+++ Information supplied

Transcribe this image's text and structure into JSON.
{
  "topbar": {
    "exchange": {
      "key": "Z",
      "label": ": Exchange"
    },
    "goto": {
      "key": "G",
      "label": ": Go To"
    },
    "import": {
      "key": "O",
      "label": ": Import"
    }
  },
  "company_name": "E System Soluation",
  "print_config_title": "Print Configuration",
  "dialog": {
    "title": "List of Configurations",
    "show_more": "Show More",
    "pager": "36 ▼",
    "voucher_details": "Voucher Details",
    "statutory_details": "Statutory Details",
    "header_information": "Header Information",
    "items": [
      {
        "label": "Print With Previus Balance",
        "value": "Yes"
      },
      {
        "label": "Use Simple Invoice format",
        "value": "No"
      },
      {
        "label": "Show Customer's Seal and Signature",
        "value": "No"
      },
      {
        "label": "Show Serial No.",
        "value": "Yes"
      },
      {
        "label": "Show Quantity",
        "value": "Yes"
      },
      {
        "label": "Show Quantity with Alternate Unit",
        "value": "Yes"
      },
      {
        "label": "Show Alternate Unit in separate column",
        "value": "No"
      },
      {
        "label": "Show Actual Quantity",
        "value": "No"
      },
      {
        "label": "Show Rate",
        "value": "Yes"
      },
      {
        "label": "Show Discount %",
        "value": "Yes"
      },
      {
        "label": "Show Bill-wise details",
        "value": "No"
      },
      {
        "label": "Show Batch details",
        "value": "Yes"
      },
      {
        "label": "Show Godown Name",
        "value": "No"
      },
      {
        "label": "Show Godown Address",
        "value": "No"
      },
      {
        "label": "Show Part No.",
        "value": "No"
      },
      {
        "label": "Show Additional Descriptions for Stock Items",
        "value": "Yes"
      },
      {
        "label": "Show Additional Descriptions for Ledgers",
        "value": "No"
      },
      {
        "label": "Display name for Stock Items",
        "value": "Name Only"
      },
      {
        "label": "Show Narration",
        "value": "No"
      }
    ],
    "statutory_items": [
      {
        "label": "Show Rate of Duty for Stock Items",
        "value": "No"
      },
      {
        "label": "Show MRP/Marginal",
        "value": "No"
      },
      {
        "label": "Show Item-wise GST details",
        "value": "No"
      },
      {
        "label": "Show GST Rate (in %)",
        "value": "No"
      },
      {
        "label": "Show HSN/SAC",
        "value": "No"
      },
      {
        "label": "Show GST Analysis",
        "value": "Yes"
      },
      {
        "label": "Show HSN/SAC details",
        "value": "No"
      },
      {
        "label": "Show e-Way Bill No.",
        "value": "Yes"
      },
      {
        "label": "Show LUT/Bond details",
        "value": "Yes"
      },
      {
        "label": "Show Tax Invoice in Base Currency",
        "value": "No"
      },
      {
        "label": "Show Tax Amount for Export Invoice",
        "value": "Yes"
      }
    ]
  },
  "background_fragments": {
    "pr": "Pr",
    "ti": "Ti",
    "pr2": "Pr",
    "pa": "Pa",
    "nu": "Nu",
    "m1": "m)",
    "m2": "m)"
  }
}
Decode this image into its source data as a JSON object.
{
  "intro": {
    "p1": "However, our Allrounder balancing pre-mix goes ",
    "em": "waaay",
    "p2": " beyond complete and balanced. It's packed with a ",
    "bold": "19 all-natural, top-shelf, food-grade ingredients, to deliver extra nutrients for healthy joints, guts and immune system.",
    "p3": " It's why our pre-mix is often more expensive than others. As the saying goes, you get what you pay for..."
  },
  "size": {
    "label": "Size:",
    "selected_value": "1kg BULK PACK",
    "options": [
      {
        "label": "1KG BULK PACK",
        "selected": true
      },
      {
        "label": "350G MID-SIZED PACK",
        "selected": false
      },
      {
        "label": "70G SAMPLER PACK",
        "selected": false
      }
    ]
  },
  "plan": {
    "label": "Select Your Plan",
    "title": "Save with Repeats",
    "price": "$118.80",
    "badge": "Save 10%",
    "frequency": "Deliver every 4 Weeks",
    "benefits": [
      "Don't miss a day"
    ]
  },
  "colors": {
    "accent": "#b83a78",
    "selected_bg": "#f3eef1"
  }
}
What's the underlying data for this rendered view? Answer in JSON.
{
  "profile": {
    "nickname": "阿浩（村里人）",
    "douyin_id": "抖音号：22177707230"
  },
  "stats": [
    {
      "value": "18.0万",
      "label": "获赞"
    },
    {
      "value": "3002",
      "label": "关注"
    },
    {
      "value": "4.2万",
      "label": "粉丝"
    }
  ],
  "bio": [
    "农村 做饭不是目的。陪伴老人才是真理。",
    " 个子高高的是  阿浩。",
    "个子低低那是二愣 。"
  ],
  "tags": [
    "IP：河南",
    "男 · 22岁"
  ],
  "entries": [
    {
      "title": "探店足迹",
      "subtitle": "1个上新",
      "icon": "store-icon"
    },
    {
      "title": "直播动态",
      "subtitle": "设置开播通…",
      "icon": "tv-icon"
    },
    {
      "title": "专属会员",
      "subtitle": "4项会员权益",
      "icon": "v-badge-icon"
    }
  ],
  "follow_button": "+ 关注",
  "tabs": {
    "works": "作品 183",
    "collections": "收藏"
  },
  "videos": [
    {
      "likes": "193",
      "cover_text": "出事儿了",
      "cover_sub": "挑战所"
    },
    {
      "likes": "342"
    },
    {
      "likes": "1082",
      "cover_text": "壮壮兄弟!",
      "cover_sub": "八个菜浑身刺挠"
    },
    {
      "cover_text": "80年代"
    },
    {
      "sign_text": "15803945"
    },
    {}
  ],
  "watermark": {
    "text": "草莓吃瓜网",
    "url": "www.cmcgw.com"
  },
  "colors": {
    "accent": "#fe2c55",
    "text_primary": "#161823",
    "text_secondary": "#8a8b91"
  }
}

++++++

> _Exercise prompt_
Please repeat all the records above exactly as they appear.

> _Full solution_
Transcribe this image's text and structure into JSON.
{
  "topbar": {
    "exchange": {
      "key": "Z",
      "label": ": Exchange"
    },
    "goto": {
      "key": "G",
      "label": ": Go To"
    },
    "import": {
      "key": "O",
      "label": ": Import"
    }
  },
  "company_name": "E System Soluation",
  "print_config_title": "Print Configuration",
  "dialog": {
    "title": "List of Configurations",
    "show_more": "Show More",
    "pager": "36 ▼",
    "voucher_details": "Voucher Details",
    "statutory_details": "Statutory Details",
    "header_information": "Header Information",
    "items": [
      {
        "label": "Print With Previus Balance",
        "value": "Yes"
      },
      {
        "label": "Use Simple Invoice format",
        "value": "No"
      },
      {
        "label": "Show Customer's Seal and Signature",
        "value": "No"
      },
      {
        "label": "Show Serial No.",
        "value": "Yes"
      },
      {
        "label": "Show Quantity",
        "value": "Yes"
      },
      {
        "label": "Show Quantity with Alternate Unit",
        "value": "Yes"
      },
      {
        "label": "Show Alternate Unit in separate column",
        "value": "No"
      },
      {
        "label": "Show Actual Quantity",
        "value": "No"
      },
      {
        "label": "Show Rate",
        "value": "Yes"
      },
      {
        "label": "Show Discount %",
        "value": "Yes"
      },
      {
        "label": "Show Bill-wise details",
        "value": "No"
      },
      {
        "label": "Show Batch details",
        "value": "Yes"
      },
      {
        "label": "Show Godown Name",
        "value": "No"
      },
      {
        "label": "Show Godown Address",
        "value": "No"
      },
      {
        "label": "Show Part No.",
        "value": "No"
      },
      {
        "label": "Show Additional Descriptions for Stock Items",
        "value": "Yes"
      },
      {
        "label": "Show Additional Descriptions for Ledgers",
        "value": "No"
      },
      {
        "label": "Display name for Stock Items",
        "value": "Name Only"
      },
      {
        "label": "Show Narration",
        "value": "No"
      }
    ],
    "statutory_items": [
      {
        "label": "Show Rate of Duty for Stock Items",
        "value": "No"
      },
      {
        "label": "Show MRP/Marginal",
        "value": "No"
      },
      {
        "label": "Show Item-wise GST details",
        "value": "No"
      },
      {
        "label": "Show GST Rate (in %)",
        "value": "No"
      },
      {
        "label": "Show HSN/SAC",
        "value": "No"
      },
      {
        "label": "Show GST Analysis",
        "value": "Yes"
      },
      {
        "label": "Show HSN/SAC details",
        "value": "No"
      },
      {
        "label": "Show e-Way Bill No.",
        "value": "Yes"
      },
      {
        "label": "Show LUT/Bond details",
        "value": "Yes"
      },
      {
        "label": "Show Tax Invoice in Base Currency",
        "value": "No"
      },
      {
        "label": "Show Tax Amount for Export Invoice",
        "value": "Yes"
      }
    ]
  },
  "background_fragments": {
    "pr": "Pr",
    "ti": "Ti",
    "pr2": "Pr",
    "pa": "Pa",
    "nu": "Nu",
    "m1": "m)",
    "m2": "m)"
  }
}
Decode this image into its source data as a JSON object.
{
  "intro": {
    "p1": "However, our Allrounder balancing pre-mix goes ",
    "em": "waaay",
    "p2": " beyond complete and balanced. It's packed with a ",
    "bold": "19 all-natural, top-shelf, food-grade ingredients, to deliver extra nutrients for healthy joints, guts and immune system.",
    "p3": " It's why our pre-mix is often more expensive than others. As the saying goes, you get what you pay for..."
  },
  "size": {
    "label": "Size:",
    "selected_value": "1kg BULK PACK",
    "options": [
      {
        "label": "1KG BULK PACK",
        "selected": true
      },
      {
        "label": "350G MID-SIZED PACK",
        "selected": false
      },
      {
        "label": "70G SAMPLER PACK",
        "selected": false
      }
    ]
  },
  "plan": {
    "label": "Select Your Plan",
    "title": "Save with Repeats",
    "price": "$118.80",
    "badge": "Save 10%",
    "frequency": "Deliver every 4 Weeks",
    "benefits": [
      "Don't miss a day"
    ]
  },
  "colors": {
    "accent": "#b83a78",
    "selected_bg": "#f3eef1"
  }
}
What's the underlying data for this rendered view? Answer in JSON.
{
  "profile": {
    "nickname": "阿浩（村里人）",
    "douyin_id": "抖音号：22177707230"
  },
  "stats": [
    {
      "value": "18.0万",
      "label": "获赞"
    },
    {
      "value": "3002",
      "label": "关注"
    },
    {
      "value": "4.2万",
      "label": "粉丝"
    }
  ],
  "bio": [
    "农村 做饭不是目的。陪伴老人才是真理。",
    " 个子高高的是  阿浩。",
    "个子低低那是二愣 。"
  ],
  "tags": [
    "IP：河南",
    "男 · 22岁"
  ],
  "entries": [
    {
      "title": "探店足迹",
      "subtitle": "1个上新",
      "icon": "store-icon"
    },
    {
      "title": "直播动态",
      "subtitle": "设置开播通…",
      "icon": "tv-icon"
    },
    {
      "title": "专属会员",
      "subtitle": "4项会员权益",
      "icon": "v-badge-icon"
    }
  ],
  "follow_button": "+ 关注",
  "tabs": {
    "works": "作品 183",
    "collections": "收藏"
  },
  "videos": [
    {
      "likes": "193",
      "cover_text": "出事儿了",
      "cover_sub": "挑战所"
    },
    {
      "likes": "342"
    },
    {
      "likes": "1082",
      "cover_text": "壮壮兄弟!",
      "cover_sub": "八个菜浑身刺挠"
    },
    {
      "cover_text": "80年代"
    },
    {
      "sign_text": "15803945"
    },
    {}
  ],
  "watermark": {
    "text": "草莓吃瓜网",
    "url": "www.cmcgw.com"
  },
  "colors": {
    "accent": "#fe2c55",
    "text_primary": "#161823",
    "text_secondary": "#8a8b91"
  }
}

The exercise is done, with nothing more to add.